* _STATED TASK_
Identify every line in the records below that contains the word "Antigene", and reproduce each one.
[Start DATA]
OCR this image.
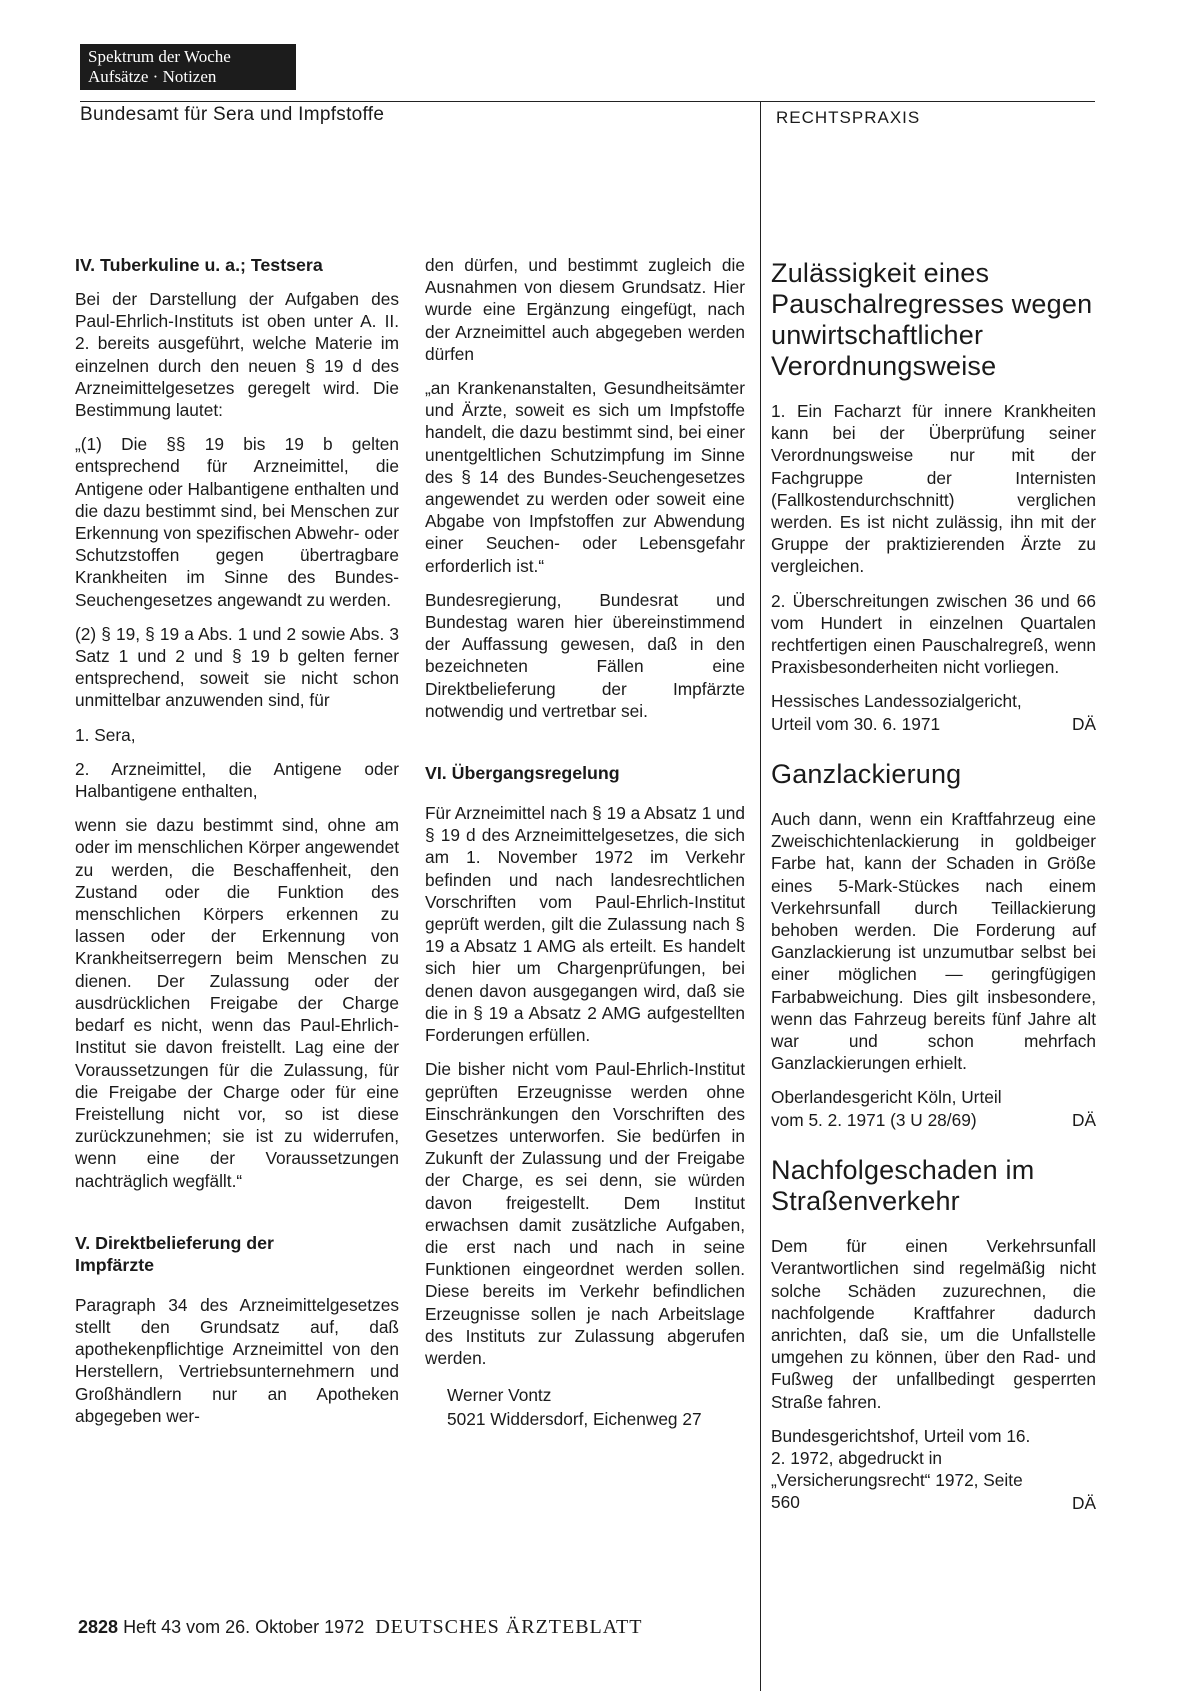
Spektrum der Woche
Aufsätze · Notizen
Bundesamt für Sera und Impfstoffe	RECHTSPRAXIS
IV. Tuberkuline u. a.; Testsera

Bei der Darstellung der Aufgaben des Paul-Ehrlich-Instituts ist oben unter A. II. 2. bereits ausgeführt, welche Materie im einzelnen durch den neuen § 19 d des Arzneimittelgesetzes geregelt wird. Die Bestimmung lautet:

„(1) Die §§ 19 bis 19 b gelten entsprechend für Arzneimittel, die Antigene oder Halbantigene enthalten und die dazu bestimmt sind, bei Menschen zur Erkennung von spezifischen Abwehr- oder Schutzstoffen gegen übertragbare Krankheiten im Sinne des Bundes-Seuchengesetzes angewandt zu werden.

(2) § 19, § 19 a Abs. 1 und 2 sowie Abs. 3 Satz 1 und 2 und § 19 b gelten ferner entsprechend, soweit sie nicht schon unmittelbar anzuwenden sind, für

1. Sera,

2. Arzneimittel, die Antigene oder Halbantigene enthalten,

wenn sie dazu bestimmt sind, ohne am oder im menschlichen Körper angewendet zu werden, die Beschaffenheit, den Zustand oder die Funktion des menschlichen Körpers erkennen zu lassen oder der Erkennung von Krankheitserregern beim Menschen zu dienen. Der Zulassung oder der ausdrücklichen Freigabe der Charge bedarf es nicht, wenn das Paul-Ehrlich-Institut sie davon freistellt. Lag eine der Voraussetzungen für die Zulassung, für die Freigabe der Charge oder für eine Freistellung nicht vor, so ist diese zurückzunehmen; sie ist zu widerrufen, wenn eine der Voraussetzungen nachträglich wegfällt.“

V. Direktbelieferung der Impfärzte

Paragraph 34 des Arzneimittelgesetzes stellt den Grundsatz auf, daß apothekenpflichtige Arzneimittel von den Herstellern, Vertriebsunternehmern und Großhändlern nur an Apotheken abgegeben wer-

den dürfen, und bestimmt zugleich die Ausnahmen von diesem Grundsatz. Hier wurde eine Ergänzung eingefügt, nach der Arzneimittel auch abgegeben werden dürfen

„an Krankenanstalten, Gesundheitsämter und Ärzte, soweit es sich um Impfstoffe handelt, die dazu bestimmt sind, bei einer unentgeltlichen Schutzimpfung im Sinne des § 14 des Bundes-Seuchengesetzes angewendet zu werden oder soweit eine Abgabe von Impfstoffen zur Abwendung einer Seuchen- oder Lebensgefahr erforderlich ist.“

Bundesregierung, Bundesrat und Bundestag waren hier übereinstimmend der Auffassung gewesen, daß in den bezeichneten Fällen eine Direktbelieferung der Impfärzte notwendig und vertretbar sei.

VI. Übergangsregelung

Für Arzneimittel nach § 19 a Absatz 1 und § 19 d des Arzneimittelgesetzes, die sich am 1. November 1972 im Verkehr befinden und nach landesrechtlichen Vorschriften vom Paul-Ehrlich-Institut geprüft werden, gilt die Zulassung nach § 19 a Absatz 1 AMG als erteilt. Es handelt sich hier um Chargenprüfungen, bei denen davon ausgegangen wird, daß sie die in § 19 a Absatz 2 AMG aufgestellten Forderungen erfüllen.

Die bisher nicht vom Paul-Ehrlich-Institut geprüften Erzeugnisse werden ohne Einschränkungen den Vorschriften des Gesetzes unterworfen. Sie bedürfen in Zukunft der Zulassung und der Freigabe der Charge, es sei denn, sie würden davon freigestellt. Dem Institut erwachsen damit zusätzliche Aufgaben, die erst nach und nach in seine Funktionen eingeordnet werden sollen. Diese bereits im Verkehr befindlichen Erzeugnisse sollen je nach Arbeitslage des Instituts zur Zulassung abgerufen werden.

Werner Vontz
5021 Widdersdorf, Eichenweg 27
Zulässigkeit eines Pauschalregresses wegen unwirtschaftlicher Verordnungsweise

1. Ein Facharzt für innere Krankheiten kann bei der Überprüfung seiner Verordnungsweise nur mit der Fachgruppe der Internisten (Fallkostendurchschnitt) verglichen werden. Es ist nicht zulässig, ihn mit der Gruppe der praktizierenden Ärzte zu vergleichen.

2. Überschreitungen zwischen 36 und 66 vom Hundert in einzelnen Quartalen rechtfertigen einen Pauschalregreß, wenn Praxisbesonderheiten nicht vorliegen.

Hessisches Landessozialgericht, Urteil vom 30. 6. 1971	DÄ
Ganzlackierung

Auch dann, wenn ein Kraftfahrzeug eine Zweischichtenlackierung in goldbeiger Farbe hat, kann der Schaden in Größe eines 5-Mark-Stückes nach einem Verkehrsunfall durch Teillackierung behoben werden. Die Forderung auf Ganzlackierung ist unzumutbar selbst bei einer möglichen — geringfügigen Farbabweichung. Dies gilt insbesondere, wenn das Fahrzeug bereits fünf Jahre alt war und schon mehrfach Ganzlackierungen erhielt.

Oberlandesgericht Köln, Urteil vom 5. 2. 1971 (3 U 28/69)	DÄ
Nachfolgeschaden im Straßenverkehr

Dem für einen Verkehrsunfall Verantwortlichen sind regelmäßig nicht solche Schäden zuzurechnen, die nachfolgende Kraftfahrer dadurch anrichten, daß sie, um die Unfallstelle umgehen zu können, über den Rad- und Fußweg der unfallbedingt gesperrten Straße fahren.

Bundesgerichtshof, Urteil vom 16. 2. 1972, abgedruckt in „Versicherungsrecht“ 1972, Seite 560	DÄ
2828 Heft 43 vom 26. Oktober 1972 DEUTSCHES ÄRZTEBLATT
[End DATA]
[Start DATA]
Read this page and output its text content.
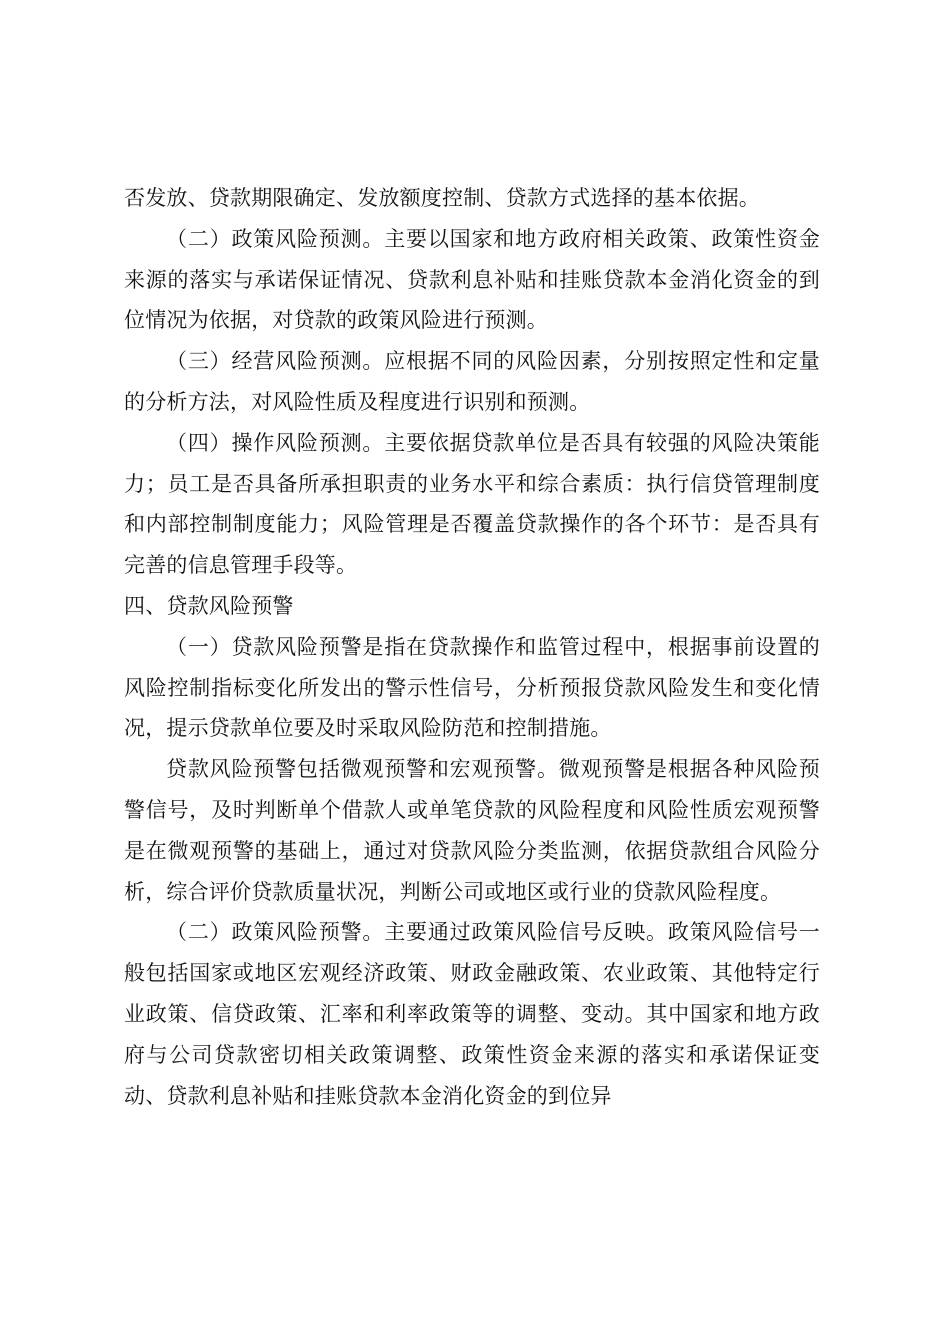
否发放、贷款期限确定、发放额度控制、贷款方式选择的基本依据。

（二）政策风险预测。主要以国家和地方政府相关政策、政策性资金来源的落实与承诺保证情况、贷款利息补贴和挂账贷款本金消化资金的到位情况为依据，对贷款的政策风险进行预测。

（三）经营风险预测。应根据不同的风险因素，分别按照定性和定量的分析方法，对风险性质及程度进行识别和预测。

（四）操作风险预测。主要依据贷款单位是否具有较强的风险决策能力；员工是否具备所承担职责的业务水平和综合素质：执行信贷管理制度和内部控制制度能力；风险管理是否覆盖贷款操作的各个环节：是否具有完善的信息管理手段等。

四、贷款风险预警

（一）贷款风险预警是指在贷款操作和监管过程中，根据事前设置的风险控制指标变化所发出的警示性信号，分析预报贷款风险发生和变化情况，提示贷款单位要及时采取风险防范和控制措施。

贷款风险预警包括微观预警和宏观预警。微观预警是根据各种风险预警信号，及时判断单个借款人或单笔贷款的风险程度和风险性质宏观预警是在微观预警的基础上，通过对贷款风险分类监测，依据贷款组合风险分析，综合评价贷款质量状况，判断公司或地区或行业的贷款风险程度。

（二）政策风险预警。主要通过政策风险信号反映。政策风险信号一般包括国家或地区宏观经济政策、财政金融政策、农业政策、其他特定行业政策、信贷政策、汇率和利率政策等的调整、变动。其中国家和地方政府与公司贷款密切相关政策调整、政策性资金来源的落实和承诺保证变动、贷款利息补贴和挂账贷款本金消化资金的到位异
[End DATA]
* _SOLUTION FOR THIS TASK_
„(1) Die §§ 19 bis 19 b gelten entsprechend für Arzneimittel, die Antigene oder Halbantigene enthalten und die dazu bestimmt sind, bei Menschen zur Erkennung von spezifischen Abwehr- oder Schutzstoffen gegen übertragbare Krankheiten im Sinne des Bundes-Seuchengesetzes angewandt zu werden.
2. Arzneimittel, die Antigene oder Halbantigene enthalten,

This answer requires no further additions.